## Material for the task
•••••

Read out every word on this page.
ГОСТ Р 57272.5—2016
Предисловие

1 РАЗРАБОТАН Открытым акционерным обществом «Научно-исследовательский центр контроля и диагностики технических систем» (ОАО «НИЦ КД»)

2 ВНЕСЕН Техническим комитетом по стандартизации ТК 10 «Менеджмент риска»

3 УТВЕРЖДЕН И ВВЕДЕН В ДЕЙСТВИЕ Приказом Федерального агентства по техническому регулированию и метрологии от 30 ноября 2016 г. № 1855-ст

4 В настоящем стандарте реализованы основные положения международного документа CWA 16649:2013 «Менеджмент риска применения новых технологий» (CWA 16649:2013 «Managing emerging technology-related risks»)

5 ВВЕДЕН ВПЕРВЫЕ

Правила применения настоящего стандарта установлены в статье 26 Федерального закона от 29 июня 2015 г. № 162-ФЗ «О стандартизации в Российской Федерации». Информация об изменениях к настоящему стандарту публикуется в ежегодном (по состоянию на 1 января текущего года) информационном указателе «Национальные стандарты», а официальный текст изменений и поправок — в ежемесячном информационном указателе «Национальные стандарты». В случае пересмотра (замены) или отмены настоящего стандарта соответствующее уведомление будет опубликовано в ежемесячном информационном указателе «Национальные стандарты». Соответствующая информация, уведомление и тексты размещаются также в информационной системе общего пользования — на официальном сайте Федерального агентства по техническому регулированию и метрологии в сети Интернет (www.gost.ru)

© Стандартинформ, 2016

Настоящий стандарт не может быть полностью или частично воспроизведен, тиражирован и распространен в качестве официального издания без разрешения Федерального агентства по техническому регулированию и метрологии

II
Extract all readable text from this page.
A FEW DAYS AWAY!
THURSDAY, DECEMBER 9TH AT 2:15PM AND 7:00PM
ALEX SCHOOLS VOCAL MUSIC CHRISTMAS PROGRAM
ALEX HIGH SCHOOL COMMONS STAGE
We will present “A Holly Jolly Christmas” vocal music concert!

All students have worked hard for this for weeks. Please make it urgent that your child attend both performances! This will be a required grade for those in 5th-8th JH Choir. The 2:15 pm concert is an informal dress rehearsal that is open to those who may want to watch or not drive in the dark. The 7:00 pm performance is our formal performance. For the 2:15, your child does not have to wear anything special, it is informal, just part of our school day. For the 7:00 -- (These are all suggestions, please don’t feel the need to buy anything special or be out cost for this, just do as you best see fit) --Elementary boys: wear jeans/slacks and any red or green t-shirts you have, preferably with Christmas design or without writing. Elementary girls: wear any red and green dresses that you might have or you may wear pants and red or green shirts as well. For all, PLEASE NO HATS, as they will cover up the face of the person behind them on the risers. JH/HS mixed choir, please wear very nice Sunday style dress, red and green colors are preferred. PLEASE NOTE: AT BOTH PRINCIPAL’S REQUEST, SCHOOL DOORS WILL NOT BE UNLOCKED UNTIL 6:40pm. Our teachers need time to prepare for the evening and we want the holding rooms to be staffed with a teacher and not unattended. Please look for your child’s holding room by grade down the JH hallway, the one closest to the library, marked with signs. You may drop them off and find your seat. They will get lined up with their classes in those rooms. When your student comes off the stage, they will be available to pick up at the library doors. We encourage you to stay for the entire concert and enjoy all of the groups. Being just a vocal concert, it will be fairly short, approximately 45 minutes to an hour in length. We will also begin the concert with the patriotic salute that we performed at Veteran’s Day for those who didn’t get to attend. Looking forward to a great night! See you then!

•••••

Transcribe every entry exactly, omitting nothing.

## Task solution
Read out every word on this page.
ГОСТ Р 57272.5—2016
Предисловие

1 РАЗРАБОТАН Открытым акционерным обществом «Научно-исследовательский центр контроля и диагностики технических систем» (ОАО «НИЦ КД»)

2 ВНЕСЕН Техническим комитетом по стандартизации ТК 10 «Менеджмент риска»

3 УТВЕРЖДЕН И ВВЕДЕН В ДЕЙСТВИЕ Приказом Федерального агентства по техническому регулированию и метрологии от 30 ноября 2016 г. № 1855-ст

4 В настоящем стандарте реализованы основные положения международного документа CWA 16649:2013 «Менеджмент риска применения новых технологий» (CWA 16649:2013 «Managing emerging technology-related risks»)

5 ВВЕДЕН ВПЕРВЫЕ

Правила применения настоящего стандарта установлены в статье 26 Федерального закона от 29 июня 2015 г. № 162-ФЗ «О стандартизации в Российской Федерации». Информация об изменениях к настоящему стандарту публикуется в ежегодном (по состоянию на 1 января текущего года) информационном указателе «Национальные стандарты», а официальный текст изменений и поправок — в ежемесячном информационном указателе «Национальные стандарты». В случае пересмотра (замены) или отмены настоящего стандарта соответствующее уведомление будет опубликовано в ежемесячном информационном указателе «Национальные стандарты». Соответствующая информация, уведомление и тексты размещаются также в информационной системе общего пользования — на официальном сайте Федерального агентства по техническому регулированию и метрологии в сети Интернет (www.gost.ru)

© Стандартинформ, 2016

Настоящий стандарт не может быть полностью или частично воспроизведен, тиражирован и распространен в качестве официального издания без разрешения Федерального агентства по техническому регулированию и метрологии

II
Extract all readable text from this page.
A FEW DAYS AWAY!
THURSDAY, DECEMBER 9TH AT 2:15PM AND 7:00PM
ALEX SCHOOLS VOCAL MUSIC CHRISTMAS PROGRAM
ALEX HIGH SCHOOL COMMONS STAGE
We will present “A Holly Jolly Christmas” vocal music concert!

All students have worked hard for this for weeks. Please make it urgent that your child attend both performances! This will be a required grade for those in 5th-8th JH Choir. The 2:15 pm concert is an informal dress rehearsal that is open to those who may want to watch or not drive in the dark. The 7:00 pm performance is our formal performance. For the 2:15, your child does not have to wear anything special, it is informal, just part of our school day. For the 7:00 -- (These are all suggestions, please don’t feel the need to buy anything special or be out cost for this, just do as you best see fit) --Elementary boys: wear jeans/slacks and any red or green t-shirts you have, preferably with Christmas design or without writing. Elementary girls: wear any red and green dresses that you might have or you may wear pants and red or green shirts as well. For all, PLEASE NO HATS, as they will cover up the face of the person behind them on the risers. JH/HS mixed choir, please wear very nice Sunday style dress, red and green colors are preferred. PLEASE NOTE: AT BOTH PRINCIPAL’S REQUEST, SCHOOL DOORS WILL NOT BE UNLOCKED UNTIL 6:40pm. Our teachers need time to prepare for the evening and we want the holding rooms to be staffed with a teacher and not unattended. Please look for your child’s holding room by grade down the JH hallway, the one closest to the library, marked with signs. You may drop them off and find your seat. They will get lined up with their classes in those rooms. When your student comes off the stage, they will be available to pick up at the library doors. We encourage you to stay for the entire concert and enjoy all of the groups. Being just a vocal concert, it will be fairly short, approximately 45 minutes to an hour in length. We will also begin the concert with the patriotic salute that we performed at Veteran’s Day for those who didn’t get to attend. Looking forward to a great night! See you then!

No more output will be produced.